> **SOURCE**
++++++++++++++++++++

This photograph is part of a project I have recently completed called European Ferries. Physically the images depict historical links connecting the UK to its current continent, a situation that is subject to change. Metaphorically the photographs consider horizons and the UK's divisive cultural attitude towards them.

Britain’s proximity to other European countries has enabled a relationship built on freedom and cooperation. The UK is unique in one specific geographical way to its EC neighbours in that it is an island. The distance afforded in being surrounded by water can provide security but also potentially has the capacity to enhance isolation. Bisected completely by the horizon separating the sea from the sky the photographs become less about passenger ferries arriving at the UK coastline and more about the perception of space and ownership.

"From Zeebrugge" was made at Sunk Island at the mouth of the Humber, East Riding of Yorkshire.

website - www.willierobb.com
email - info@willierobb.com

Andrew Robinson - "In a small and narrow clearing..."

A three-day photographic journey on foot from Carlton near Selby in North Yorkshire to Shipley Glen near Baildon in West Yorkshire, walking continuously for 8 hours a day to retrace the journey undertaken by my uncle Dr A. E. Jones in the summer of 1947, on his return by bicycle from a school harvest camp after falling ill. Monday 10th – Wednesday 12th July 2017

Extending my exploration of the journey as a strategy for both photographic production and a medititive experience of landscape, this body of work weaves together multiple narratives exploring family and social history alongside agricultural and industrial change in the northern landscape.

++++++++++++++++++++

> **GIVEN MATERIAL**
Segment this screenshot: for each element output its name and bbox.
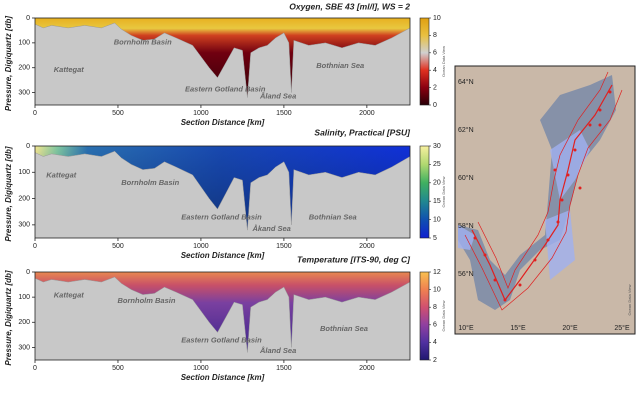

++++++++++++++++++++

> **WRITTEN REQUEST 1**
Answer these questions using the photography text.
(a) Where was "From Zeebrugge" made?
(b) For how many hours a day was the walk from Carlton to Shipley Glen carried out?
(c) In what year did Dr A. E. Jones make the journey that the walk retraces?
> **WRITTEN REQUEST 2**
Reproduce everything in the photography text from "Extending my exploration" down to "the northern landscape.", with the wording unchanged.

> **FULL SOLUTION 1**
(a) At Sunk Island at the mouth of the Humber, East Riding of Yorkshire.
(b) 8 hours a day.
(c) 1947.

> **FULL SOLUTION 2**
Extending my exploration of the journey as a strategy for both photographic production and a medititive experience of landscape, this body of work weaves together multiple narratives exploring family and social history alongside agricultural and industrial change in the northern landscape.